__Recorded data__

--*--

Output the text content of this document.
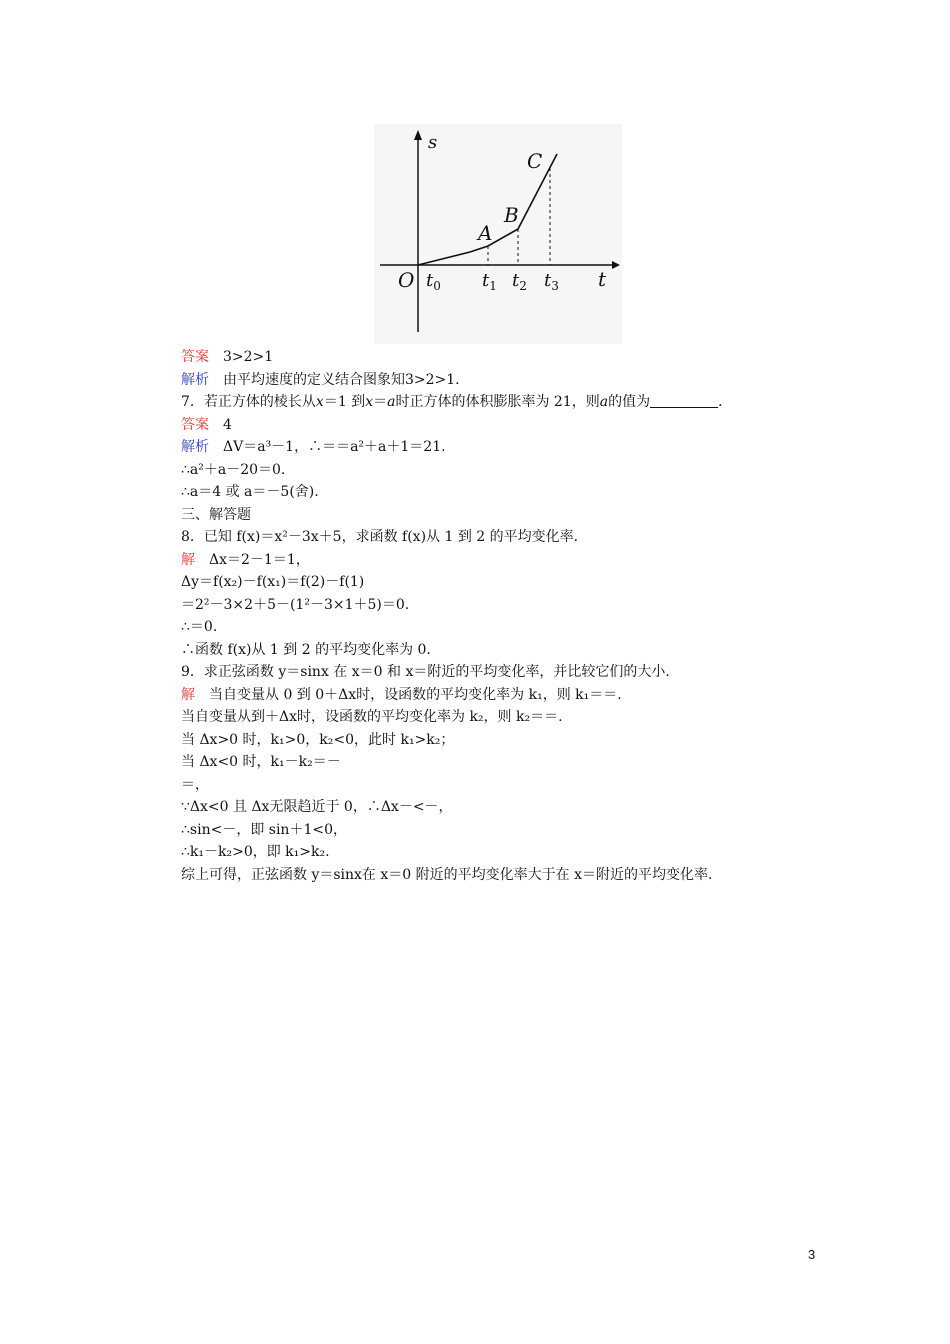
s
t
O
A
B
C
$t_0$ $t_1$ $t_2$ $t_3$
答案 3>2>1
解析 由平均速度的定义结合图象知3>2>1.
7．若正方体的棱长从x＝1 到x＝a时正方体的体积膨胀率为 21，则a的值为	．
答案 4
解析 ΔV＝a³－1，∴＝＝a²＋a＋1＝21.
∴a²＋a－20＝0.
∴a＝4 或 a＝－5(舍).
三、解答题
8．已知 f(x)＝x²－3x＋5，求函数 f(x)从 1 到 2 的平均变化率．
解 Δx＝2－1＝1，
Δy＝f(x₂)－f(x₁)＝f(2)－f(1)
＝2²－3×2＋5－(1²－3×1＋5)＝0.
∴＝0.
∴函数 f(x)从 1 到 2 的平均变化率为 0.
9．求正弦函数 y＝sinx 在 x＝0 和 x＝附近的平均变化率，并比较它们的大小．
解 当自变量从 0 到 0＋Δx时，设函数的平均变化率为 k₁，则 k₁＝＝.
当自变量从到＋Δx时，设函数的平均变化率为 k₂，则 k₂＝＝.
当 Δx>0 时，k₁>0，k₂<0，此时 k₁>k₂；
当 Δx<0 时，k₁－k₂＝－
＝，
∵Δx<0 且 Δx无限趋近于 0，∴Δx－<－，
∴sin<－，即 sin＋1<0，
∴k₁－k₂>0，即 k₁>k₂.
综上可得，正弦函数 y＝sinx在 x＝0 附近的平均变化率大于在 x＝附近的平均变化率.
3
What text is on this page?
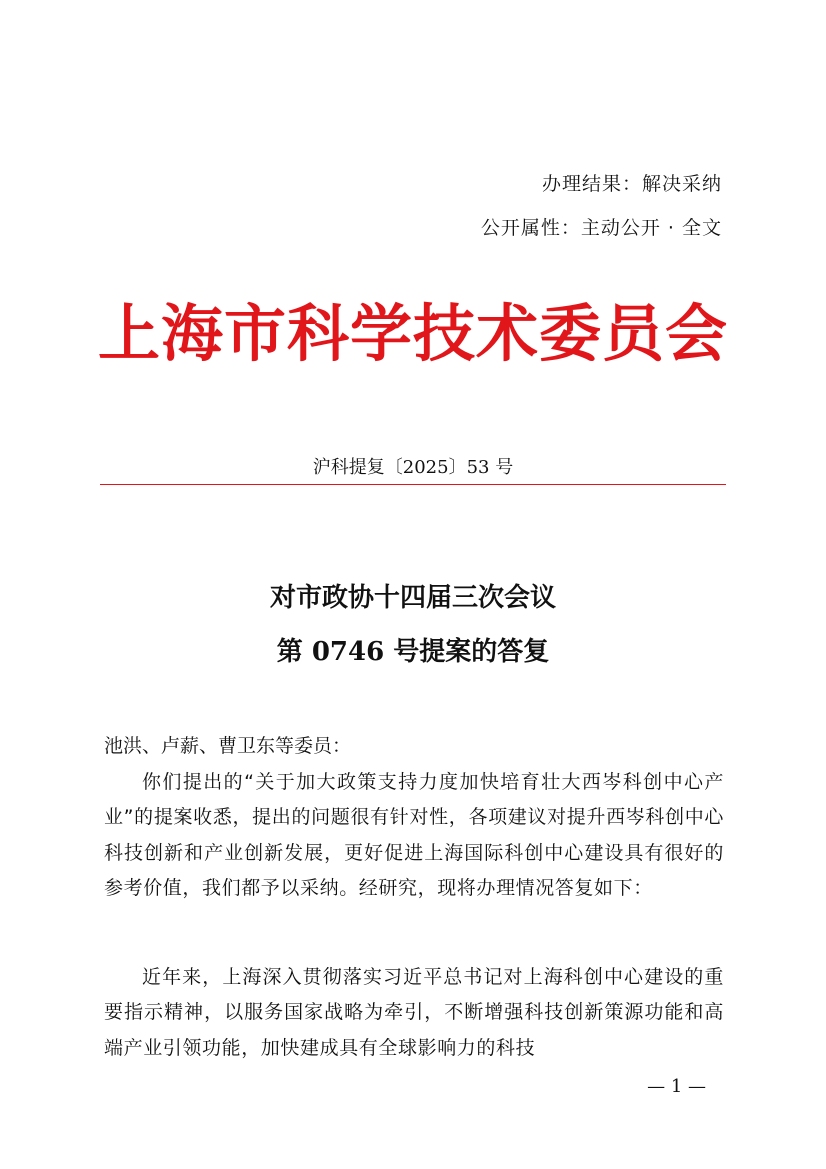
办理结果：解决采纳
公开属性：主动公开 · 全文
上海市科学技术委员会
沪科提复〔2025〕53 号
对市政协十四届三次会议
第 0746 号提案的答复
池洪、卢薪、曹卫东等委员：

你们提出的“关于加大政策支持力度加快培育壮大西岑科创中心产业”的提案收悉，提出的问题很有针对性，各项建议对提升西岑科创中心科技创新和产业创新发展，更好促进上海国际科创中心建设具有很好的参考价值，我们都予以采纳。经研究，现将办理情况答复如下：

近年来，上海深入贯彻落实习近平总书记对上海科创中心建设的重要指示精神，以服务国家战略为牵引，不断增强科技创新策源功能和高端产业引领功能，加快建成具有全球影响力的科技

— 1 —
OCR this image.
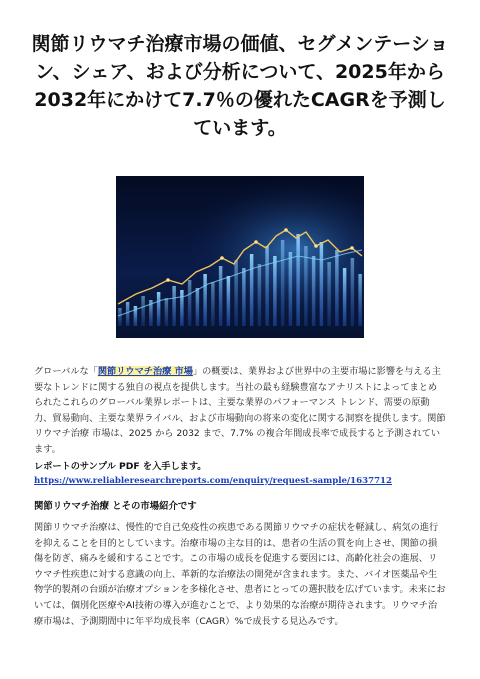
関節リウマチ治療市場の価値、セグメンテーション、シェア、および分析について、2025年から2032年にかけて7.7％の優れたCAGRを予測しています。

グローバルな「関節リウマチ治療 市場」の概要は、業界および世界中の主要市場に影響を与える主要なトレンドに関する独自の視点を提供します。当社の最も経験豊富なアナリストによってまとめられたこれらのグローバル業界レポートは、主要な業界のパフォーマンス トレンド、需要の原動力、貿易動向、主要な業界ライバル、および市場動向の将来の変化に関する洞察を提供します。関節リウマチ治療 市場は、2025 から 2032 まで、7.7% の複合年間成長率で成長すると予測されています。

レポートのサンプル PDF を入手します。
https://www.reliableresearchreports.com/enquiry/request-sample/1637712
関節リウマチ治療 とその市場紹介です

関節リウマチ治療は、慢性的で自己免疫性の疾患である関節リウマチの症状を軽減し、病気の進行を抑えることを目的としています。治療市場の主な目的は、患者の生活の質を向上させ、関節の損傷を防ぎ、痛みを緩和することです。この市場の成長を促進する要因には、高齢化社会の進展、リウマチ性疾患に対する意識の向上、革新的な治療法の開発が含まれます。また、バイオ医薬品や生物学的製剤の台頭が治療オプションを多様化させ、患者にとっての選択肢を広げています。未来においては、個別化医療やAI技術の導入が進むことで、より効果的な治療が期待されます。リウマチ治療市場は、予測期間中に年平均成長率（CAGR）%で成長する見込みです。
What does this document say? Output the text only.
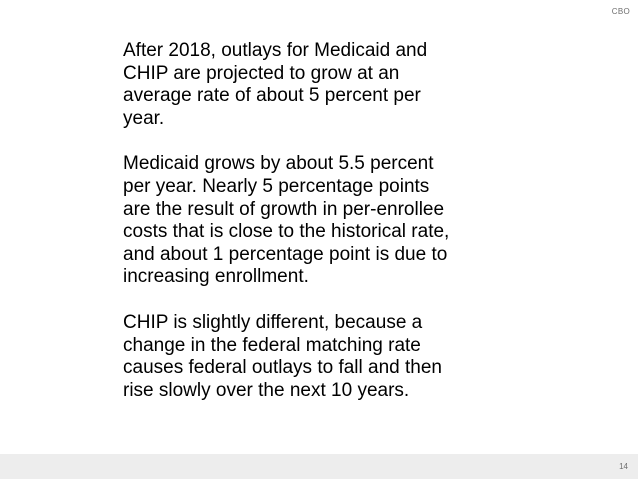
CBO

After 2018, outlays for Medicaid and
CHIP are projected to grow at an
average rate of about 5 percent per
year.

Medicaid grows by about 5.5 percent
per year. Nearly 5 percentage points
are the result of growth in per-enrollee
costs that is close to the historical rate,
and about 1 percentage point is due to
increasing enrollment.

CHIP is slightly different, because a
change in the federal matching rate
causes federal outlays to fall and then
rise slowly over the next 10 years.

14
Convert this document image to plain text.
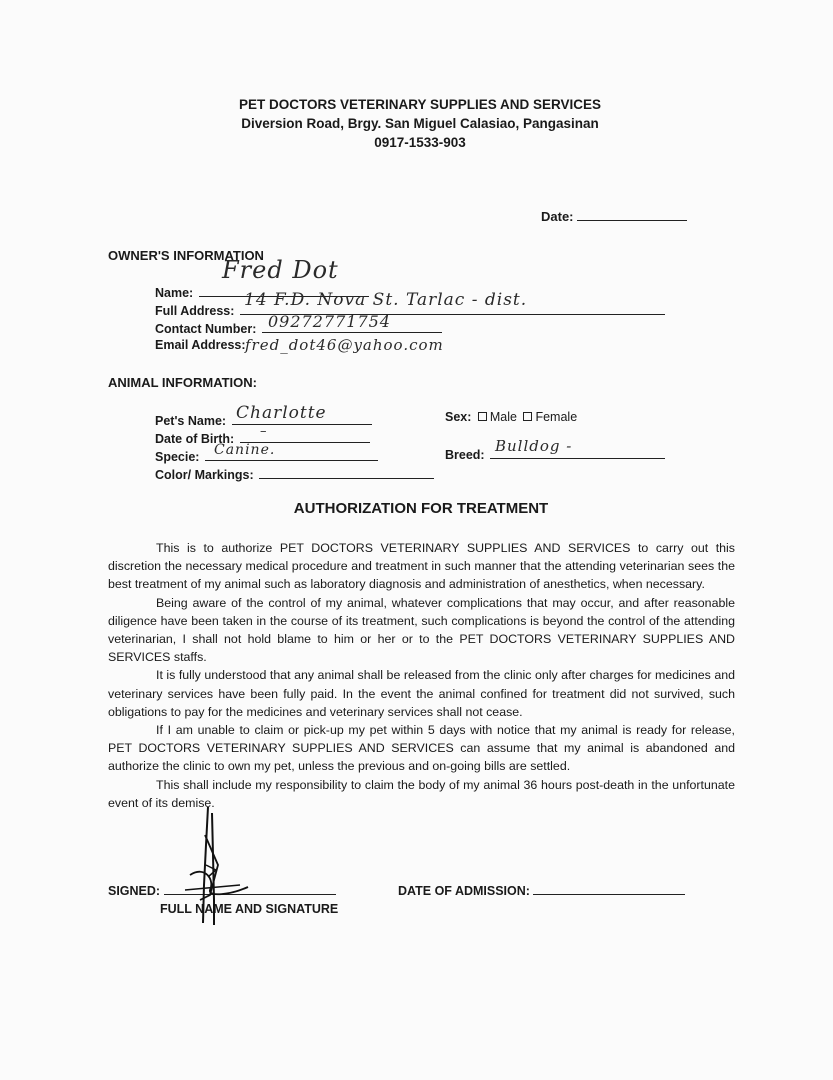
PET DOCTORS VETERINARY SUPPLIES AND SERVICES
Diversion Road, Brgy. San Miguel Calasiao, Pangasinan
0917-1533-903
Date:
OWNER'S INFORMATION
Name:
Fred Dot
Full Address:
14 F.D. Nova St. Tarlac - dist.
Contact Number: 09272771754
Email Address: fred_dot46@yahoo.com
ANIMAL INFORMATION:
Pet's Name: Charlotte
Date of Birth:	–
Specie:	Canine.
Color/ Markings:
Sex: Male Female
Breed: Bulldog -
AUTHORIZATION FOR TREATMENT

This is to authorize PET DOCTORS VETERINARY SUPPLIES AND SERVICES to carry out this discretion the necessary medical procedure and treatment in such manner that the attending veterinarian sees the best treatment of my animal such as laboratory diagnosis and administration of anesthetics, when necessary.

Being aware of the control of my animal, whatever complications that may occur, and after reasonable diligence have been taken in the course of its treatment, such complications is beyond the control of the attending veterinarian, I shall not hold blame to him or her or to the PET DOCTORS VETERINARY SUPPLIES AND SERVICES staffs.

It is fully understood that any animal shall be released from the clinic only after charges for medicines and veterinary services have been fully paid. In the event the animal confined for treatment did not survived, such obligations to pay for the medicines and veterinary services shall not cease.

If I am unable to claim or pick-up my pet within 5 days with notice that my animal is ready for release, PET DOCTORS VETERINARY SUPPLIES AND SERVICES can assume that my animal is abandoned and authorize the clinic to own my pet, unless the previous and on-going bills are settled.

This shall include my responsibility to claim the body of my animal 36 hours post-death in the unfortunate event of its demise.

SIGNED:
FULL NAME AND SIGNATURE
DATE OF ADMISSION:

--*--

__Stated exercise__
In the records above, collect each line with "INFORMATION".

__Completed exercise__
OWNER'S INFORMATION
ANIMAL INFORMATION:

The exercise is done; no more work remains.